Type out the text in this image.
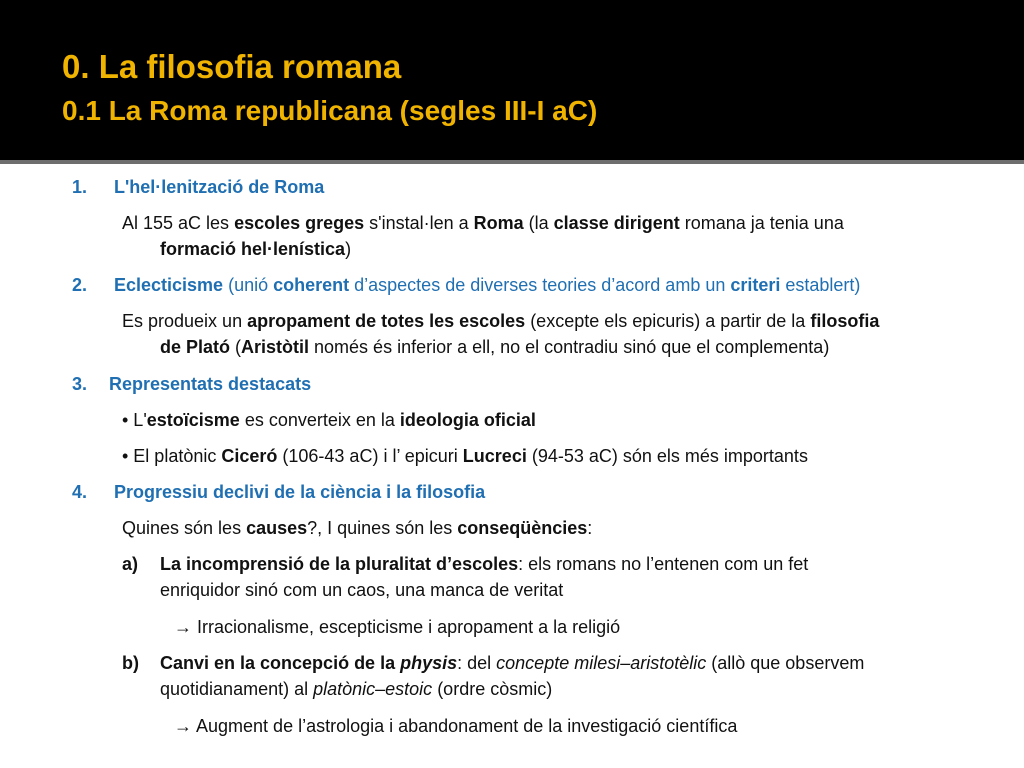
0. La filosofia romana
0.1 La Roma republicana (segles III-I aC)
1. L'hel·lenització de Roma
Al 155 aC les escoles greges s'instal·len a Roma (la classe dirigent romana ja tenia una
formació hel·lenística)
2. Eclecticisme (unió coherent d’aspectes de diverses teories d’acord amb un criteri establert)
Es produeix un apropament de totes les escoles (excepte els epicuris) a partir de la filosofia
de Plató (Aristòtil només és inferior a ell, no el contradiu sinó que el complementa)
3. Representats destacats
• L'estoïcisme es converteix en la ideologia oficial
• El platònic Ciceró (106-43 aC) i l’ epicuri Lucreci (94-53 aC) són els més importants
4. Progressiu declivi de la ciència i la filosofia
Quines són les causes?, I quines són les conseqüències:
a) La incomprensió de la pluralitat d’escoles: els romans no l’entenen com un fet
enriquidor sinó com un caos, una manca de veritat
→ Irracionalisme, escepticisme i apropament a la religió
b) Canvi en la concepció de la physis: del concepte milesi–aristotèlic (allò que observem
quotidianament) al platònic–estoic (ordre còsmic)
→ Augment de l’astrologia i abandonament de la investigació científica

════

[DESCRIPTION OF THE TASK]
List all lines holding the string "romana".

[WRITTEN RESPONSE]
0. La filosofia romana
Al 155 aC les escoles greges s'instal·len a Roma (la classe dirigent romana ja tenia una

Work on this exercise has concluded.